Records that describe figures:
* * * * * * * * *

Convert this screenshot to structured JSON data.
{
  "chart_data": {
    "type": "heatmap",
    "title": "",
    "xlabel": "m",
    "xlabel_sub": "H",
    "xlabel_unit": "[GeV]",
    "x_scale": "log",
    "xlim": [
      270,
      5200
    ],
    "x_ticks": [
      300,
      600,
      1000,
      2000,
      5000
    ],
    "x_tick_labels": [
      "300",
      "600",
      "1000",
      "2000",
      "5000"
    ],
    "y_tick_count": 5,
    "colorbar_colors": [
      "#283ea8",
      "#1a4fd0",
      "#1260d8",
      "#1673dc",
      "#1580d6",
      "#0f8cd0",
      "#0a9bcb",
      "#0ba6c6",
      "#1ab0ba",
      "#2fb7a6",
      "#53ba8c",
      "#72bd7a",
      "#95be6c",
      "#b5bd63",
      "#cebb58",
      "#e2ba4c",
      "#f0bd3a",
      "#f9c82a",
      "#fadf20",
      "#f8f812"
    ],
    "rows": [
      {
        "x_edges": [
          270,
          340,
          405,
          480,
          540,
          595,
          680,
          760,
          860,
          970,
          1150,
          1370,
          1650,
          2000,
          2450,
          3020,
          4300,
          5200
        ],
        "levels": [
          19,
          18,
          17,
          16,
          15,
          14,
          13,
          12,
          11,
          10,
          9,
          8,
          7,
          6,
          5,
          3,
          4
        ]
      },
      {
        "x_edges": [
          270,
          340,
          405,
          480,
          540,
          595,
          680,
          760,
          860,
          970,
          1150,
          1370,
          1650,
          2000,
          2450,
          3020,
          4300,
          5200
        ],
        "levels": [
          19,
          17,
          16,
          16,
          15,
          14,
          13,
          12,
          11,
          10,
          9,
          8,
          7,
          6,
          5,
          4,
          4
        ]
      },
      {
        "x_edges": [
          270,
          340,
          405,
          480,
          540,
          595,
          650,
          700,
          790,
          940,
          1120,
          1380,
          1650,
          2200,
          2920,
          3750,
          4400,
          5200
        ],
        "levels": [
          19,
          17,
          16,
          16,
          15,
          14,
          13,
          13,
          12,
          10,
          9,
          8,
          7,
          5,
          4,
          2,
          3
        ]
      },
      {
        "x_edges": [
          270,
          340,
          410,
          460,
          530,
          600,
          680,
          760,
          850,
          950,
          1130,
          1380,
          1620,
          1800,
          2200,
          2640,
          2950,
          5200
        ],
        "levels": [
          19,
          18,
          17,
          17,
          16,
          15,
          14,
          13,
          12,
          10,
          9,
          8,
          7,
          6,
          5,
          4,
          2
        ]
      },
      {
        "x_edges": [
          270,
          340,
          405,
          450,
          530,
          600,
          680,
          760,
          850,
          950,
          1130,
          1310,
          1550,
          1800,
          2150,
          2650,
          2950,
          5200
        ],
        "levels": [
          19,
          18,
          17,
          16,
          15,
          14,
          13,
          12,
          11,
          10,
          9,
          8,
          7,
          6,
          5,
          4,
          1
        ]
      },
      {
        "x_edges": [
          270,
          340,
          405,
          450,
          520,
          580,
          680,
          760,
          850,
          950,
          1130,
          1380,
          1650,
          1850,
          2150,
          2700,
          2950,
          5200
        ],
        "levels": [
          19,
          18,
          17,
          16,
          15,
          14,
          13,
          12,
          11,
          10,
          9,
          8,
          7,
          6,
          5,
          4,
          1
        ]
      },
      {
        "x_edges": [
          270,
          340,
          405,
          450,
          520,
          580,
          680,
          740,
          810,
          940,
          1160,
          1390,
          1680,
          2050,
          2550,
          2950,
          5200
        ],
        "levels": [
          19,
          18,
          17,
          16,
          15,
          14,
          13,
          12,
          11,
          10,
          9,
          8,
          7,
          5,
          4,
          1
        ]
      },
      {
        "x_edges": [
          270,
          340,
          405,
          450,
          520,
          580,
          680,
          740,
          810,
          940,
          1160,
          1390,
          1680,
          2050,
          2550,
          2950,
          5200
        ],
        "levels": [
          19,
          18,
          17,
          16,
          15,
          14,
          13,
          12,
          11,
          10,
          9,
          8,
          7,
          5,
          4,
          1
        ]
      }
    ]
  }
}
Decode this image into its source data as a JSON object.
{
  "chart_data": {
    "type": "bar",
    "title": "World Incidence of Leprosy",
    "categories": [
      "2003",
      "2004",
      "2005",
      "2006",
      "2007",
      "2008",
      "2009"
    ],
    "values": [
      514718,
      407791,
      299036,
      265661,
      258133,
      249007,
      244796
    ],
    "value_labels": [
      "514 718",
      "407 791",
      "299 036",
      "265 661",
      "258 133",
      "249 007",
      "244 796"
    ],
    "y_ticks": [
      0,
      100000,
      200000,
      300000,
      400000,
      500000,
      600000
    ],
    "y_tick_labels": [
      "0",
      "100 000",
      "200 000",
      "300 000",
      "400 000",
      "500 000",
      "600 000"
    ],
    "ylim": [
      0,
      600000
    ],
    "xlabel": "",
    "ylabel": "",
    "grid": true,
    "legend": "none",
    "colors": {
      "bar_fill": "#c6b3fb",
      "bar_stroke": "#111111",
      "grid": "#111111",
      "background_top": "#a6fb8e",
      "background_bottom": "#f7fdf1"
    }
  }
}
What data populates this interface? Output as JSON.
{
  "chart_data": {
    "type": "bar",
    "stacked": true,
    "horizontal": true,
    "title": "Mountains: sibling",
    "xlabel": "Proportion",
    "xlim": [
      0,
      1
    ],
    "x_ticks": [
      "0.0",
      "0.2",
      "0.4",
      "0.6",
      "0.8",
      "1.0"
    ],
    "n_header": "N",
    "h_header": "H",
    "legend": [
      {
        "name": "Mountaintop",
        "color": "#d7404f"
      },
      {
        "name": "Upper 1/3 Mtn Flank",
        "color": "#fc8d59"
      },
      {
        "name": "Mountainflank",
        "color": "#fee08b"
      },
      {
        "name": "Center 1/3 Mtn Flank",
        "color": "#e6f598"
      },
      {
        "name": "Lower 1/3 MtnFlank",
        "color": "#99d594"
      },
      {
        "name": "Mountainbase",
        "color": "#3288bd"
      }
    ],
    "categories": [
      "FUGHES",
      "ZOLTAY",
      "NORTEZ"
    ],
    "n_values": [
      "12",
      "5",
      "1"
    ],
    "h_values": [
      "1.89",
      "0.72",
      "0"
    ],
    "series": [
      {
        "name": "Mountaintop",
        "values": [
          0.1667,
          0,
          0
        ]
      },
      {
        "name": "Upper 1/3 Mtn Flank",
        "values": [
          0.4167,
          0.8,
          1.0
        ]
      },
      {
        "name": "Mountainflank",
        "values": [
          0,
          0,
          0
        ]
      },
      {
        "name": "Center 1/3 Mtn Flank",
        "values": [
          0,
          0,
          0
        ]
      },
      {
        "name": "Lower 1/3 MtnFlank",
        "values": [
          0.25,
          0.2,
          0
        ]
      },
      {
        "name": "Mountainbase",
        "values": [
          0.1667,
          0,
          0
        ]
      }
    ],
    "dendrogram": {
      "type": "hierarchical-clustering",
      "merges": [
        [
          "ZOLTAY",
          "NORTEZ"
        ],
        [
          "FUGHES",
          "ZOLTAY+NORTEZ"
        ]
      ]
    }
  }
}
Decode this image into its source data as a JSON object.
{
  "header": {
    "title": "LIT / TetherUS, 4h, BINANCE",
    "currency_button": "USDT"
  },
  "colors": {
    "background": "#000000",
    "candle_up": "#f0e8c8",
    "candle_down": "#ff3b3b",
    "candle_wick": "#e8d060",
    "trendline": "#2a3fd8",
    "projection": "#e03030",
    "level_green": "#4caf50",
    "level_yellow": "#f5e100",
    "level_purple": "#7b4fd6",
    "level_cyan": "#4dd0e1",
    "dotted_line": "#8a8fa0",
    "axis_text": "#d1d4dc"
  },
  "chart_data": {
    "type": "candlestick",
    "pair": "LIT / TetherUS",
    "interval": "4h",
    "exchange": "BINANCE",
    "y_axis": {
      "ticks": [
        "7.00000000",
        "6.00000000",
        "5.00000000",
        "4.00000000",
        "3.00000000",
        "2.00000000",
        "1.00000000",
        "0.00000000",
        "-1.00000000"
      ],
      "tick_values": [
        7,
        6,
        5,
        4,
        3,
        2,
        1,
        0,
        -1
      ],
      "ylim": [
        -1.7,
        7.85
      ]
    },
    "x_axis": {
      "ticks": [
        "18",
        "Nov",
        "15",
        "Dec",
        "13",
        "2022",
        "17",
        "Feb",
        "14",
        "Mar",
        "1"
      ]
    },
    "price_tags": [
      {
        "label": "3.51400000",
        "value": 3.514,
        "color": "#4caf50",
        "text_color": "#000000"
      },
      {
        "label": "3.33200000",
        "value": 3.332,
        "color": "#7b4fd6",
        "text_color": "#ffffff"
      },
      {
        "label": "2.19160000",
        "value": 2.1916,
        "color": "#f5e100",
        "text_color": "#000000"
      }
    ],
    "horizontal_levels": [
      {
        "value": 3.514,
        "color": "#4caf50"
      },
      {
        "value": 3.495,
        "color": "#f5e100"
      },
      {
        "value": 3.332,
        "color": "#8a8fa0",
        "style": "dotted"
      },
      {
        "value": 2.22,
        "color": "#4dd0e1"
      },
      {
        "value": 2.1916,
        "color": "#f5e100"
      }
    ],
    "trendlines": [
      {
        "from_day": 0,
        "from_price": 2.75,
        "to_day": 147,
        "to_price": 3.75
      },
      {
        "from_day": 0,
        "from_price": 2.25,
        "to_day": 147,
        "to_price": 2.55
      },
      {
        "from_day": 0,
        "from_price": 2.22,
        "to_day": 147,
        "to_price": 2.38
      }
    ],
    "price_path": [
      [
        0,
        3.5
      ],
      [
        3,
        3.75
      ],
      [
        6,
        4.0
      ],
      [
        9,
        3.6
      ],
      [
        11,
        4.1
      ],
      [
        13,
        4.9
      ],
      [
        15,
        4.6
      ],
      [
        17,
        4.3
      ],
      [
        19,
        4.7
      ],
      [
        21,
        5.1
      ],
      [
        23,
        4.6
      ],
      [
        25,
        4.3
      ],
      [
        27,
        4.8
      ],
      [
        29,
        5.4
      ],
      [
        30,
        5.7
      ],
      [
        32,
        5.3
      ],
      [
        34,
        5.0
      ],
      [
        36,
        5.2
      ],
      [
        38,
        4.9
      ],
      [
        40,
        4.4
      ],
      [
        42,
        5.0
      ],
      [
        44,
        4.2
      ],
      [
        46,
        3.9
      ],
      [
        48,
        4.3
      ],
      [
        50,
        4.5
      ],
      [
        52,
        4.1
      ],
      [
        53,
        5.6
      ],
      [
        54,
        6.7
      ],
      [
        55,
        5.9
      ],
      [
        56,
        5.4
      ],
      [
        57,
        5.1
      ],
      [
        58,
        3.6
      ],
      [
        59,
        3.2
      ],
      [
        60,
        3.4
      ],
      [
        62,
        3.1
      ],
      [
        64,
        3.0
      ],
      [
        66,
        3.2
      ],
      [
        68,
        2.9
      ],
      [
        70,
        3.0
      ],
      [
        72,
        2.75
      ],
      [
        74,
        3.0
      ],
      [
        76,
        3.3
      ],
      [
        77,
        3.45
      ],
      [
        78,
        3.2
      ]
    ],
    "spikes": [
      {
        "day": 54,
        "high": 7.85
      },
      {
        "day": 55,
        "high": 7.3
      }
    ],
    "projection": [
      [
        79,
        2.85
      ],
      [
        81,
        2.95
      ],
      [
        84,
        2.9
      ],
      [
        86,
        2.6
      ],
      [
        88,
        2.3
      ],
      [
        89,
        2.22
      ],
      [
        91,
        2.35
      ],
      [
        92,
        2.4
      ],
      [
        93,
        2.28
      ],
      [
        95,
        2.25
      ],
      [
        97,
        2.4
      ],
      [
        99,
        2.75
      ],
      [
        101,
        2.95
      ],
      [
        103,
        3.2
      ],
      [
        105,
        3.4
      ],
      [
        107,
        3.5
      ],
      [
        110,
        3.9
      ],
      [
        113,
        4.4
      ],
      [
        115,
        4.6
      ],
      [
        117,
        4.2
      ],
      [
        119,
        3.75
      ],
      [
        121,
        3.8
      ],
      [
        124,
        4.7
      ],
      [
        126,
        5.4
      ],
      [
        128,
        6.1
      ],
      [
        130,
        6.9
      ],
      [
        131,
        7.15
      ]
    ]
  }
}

* * * * * * * * *

What is needed:
Collect the lines that hold "true".

Result for this exercise:
    "grid": true,
    "stacked": true,
    "horizontal": true,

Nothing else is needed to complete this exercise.